- WHAT THIS TASK INVOLVES: Repeat the records verbatim and leave the pictures out of your copy.

Stored data entries
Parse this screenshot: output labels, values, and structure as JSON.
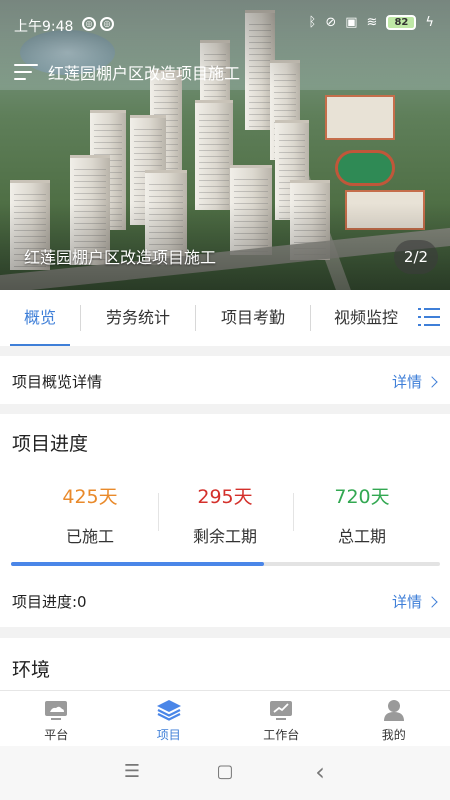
{
  "status_bar": {
    "time": "上午9:48",
    "battery": "82"
  },
  "hero": {
    "top_title": "红莲园棚户区改造项目施工",
    "caption": "红莲园棚户区改造项目施工",
    "pager": "2/2"
  },
  "tabs": [
    {
      "label": "概览",
      "active": true
    },
    {
      "label": "劳务统计",
      "active": false
    },
    {
      "label": "项目考勤",
      "active": false
    },
    {
      "label": "视频监控",
      "active": false
    }
  ],
  "overview": {
    "title": "项目概览详情",
    "detail_label": "详情"
  },
  "progress": {
    "title": "项目进度",
    "stats": [
      {
        "value": "425天",
        "label": "已施工",
        "color": "#e98a2b"
      },
      {
        "value": "295天",
        "label": "剩余工期",
        "color": "#d4302b"
      },
      {
        "value": "720天",
        "label": "总工期",
        "color": "#33a852"
      }
    ],
    "bar_fraction": 0.59,
    "footer_label": "项目进度:0",
    "detail_label": "详情"
  },
  "environment": {
    "title": "环境"
  },
  "bottom_nav": [
    {
      "label": "平台",
      "icon": "platform-icon",
      "active": false
    },
    {
      "label": "项目",
      "icon": "layers-icon",
      "active": true
    },
    {
      "label": "工作台",
      "icon": "workbench-icon",
      "active": false
    },
    {
      "label": "我的",
      "icon": "person-icon",
      "active": false
    }
  ],
  "system_nav": {
    "menu": "☰",
    "home": "▢",
    "back": "‹"
  },
  "colors": {
    "accent": "#3f7fd8"
  }
}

- EXERCISE OUTPUT:
Parse this screenshot: output labels, values, and structure as JSON.
{
  "status_bar": {
    "time": "上午9:48",
    "battery": "82"
  },
  "hero": {
    "top_title": "红莲园棚户区改造项目施工",
    "caption": "红莲园棚户区改造项目施工",
    "pager": "2/2"
  },
  "tabs": [
    {
      "label": "概览",
      "active": true
    },
    {
      "label": "劳务统计",
      "active": false
    },
    {
      "label": "项目考勤",
      "active": false
    },
    {
      "label": "视频监控",
      "active": false
    }
  ],
  "overview": {
    "title": "项目概览详情",
    "detail_label": "详情"
  },
  "progress": {
    "title": "项目进度",
    "stats": [
      {
        "value": "425天",
        "label": "已施工",
        "color": "#e98a2b"
      },
      {
        "value": "295天",
        "label": "剩余工期",
        "color": "#d4302b"
      },
      {
        "value": "720天",
        "label": "总工期",
        "color": "#33a852"
      }
    ],
    "bar_fraction": 0.59,
    "footer_label": "项目进度:0",
    "detail_label": "详情"
  },
  "environment": {
    "title": "环境"
  },
  "bottom_nav": [
    {
      "label": "平台",
      "icon": "platform-icon",
      "active": false
    },
    {
      "label": "项目",
      "icon": "layers-icon",
      "active": true
    },
    {
      "label": "工作台",
      "icon": "workbench-icon",
      "active": false
    },
    {
      "label": "我的",
      "icon": "person-icon",
      "active": false
    }
  ],
  "system_nav": {
    "menu": "☰",
    "home": "▢",
    "back": "‹"
  },
  "colors": {
    "accent": "#3f7fd8"
  }
}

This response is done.